— Begin Input rows —
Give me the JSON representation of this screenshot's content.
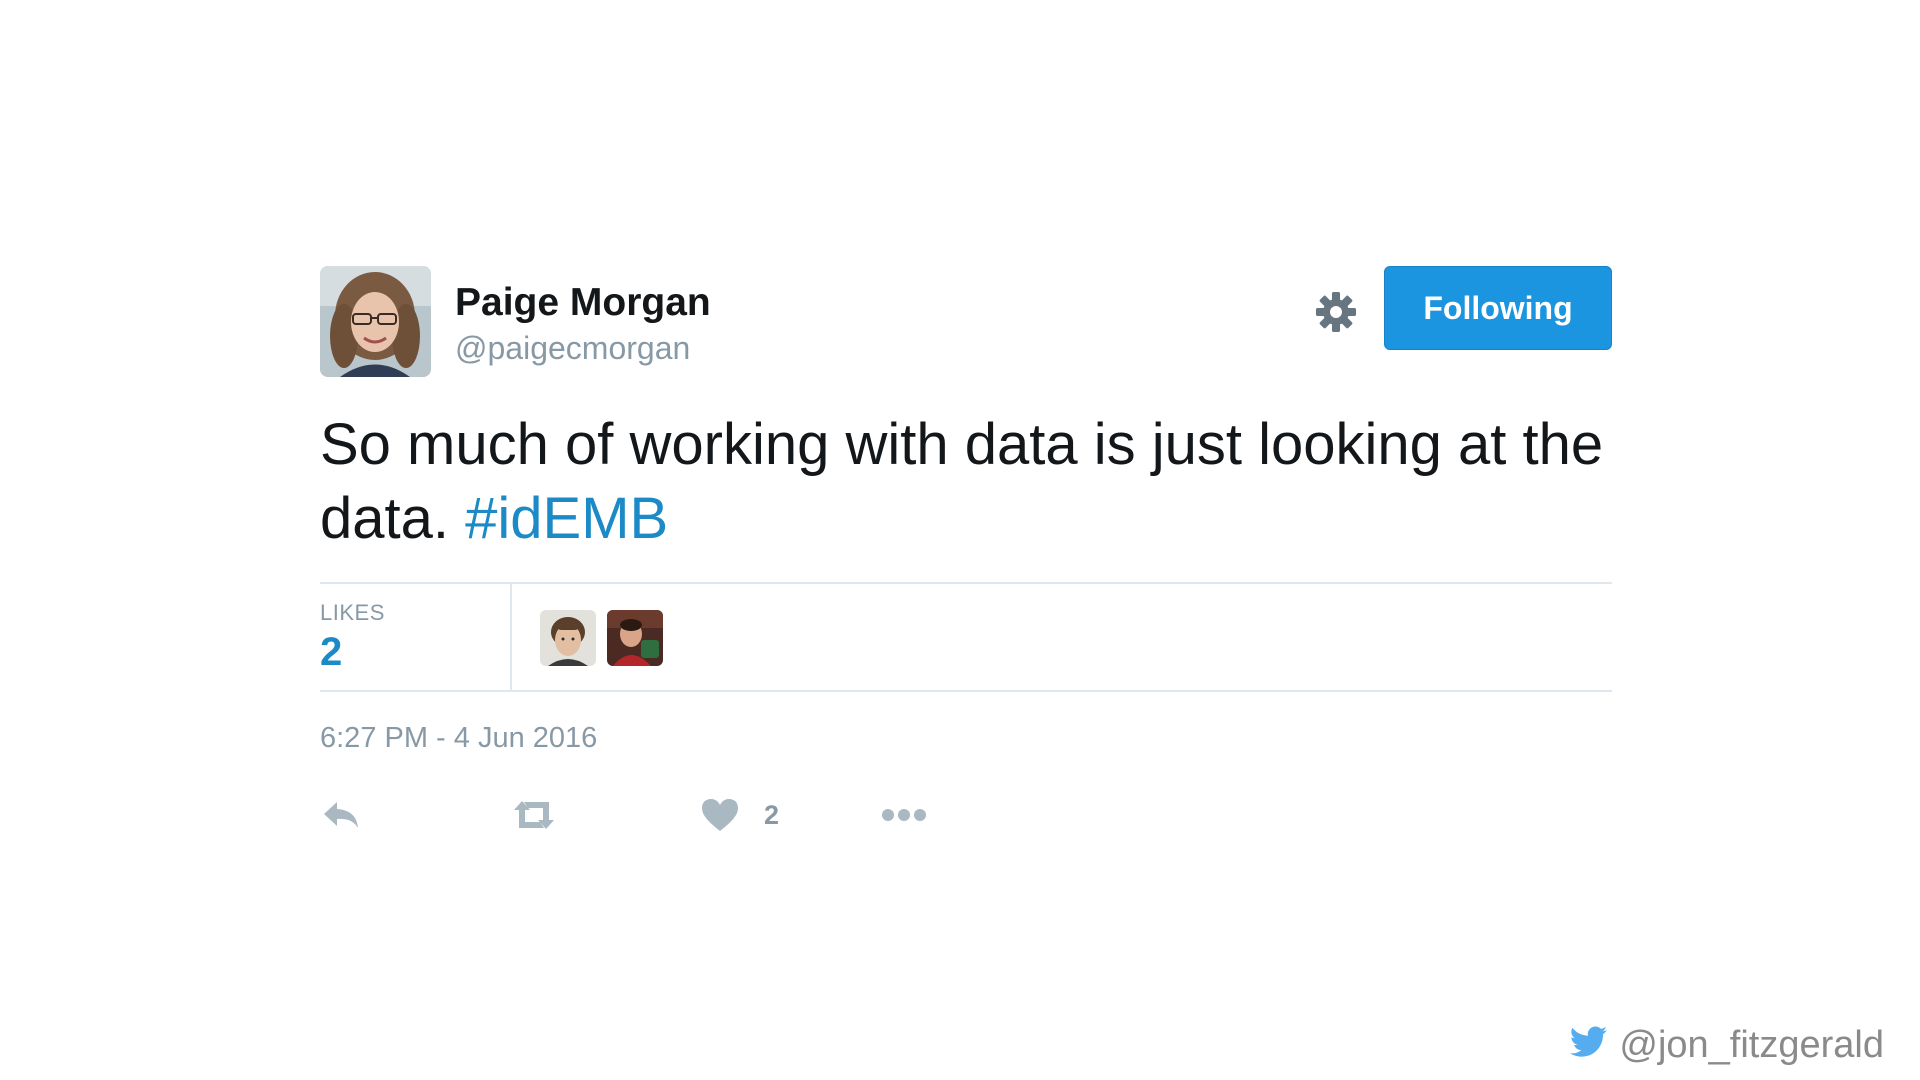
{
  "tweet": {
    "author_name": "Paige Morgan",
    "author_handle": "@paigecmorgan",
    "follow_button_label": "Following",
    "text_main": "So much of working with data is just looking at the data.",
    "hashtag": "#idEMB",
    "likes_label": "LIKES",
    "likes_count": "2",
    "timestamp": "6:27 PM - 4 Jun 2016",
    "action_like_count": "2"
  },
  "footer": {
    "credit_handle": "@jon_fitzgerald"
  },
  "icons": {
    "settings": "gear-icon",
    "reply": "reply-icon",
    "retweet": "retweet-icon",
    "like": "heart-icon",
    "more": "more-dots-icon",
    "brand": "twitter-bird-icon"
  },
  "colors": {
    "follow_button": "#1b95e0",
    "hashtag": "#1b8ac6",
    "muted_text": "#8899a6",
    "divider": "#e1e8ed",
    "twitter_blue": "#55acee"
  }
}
— End Input rows —
— What is asked —
Omit the pictures. Output every record above word for word.

— In response —
Give me the JSON representation of this screenshot's content.
{
  "tweet": {
    "author_name": "Paige Morgan",
    "author_handle": "@paigecmorgan",
    "follow_button_label": "Following",
    "text_main": "So much of working with data is just looking at the data.",
    "hashtag": "#idEMB",
    "likes_label": "LIKES",
    "likes_count": "2",
    "timestamp": "6:27 PM - 4 Jun 2016",
    "action_like_count": "2"
  },
  "footer": {
    "credit_handle": "@jon_fitzgerald"
  },
  "icons": {
    "settings": "gear-icon",
    "reply": "reply-icon",
    "retweet": "retweet-icon",
    "like": "heart-icon",
    "more": "more-dots-icon",
    "brand": "twitter-bird-icon"
  },
  "colors": {
    "follow_button": "#1b95e0",
    "hashtag": "#1b8ac6",
    "muted_text": "#8899a6",
    "divider": "#e1e8ed",
    "twitter_blue": "#55acee"
  }
}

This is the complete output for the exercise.